Instruction. Look below for the line with "Output a JSON". Extract that line and each one after it through the last, word for word.

Material to process.
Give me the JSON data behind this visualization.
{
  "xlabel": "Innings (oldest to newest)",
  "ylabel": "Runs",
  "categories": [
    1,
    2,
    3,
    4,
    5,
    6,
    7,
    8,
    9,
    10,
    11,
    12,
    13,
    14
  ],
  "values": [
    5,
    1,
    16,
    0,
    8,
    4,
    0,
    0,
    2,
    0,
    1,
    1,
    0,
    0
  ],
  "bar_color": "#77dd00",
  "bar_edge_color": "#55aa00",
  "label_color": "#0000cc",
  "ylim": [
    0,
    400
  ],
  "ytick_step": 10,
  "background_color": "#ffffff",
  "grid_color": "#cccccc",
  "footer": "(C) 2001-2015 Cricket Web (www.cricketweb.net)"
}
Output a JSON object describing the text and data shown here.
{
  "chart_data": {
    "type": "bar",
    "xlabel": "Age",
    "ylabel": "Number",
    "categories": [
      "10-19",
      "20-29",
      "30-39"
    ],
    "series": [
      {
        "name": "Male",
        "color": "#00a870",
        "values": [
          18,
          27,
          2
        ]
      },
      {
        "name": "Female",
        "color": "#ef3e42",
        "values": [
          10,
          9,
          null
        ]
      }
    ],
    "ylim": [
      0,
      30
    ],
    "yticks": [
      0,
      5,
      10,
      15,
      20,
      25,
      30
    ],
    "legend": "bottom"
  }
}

Full response.
Output a JSON object describing the text and data shown here.
{
  "chart_data": {
    "type": "bar",
    "xlabel": "Age",
    "ylabel": "Number",
    "categories": [
      "10-19",
      "20-29",
      "30-39"
    ],
    "series": [
      {
        "name": "Male",
        "color": "#00a870",
        "values": [
          18,
          27,
          2
        ]
      },
      {
        "name": "Female",
        "color": "#ef3e42",
        "values": [
          10,
          9,
          null
        ]
      }
    ],
    "ylim": [
      0,
      30
    ],
    "yticks": [
      0,
      5,
      10,
      15,
      20,
      25,
      30
    ],
    "legend": "bottom"
  }
}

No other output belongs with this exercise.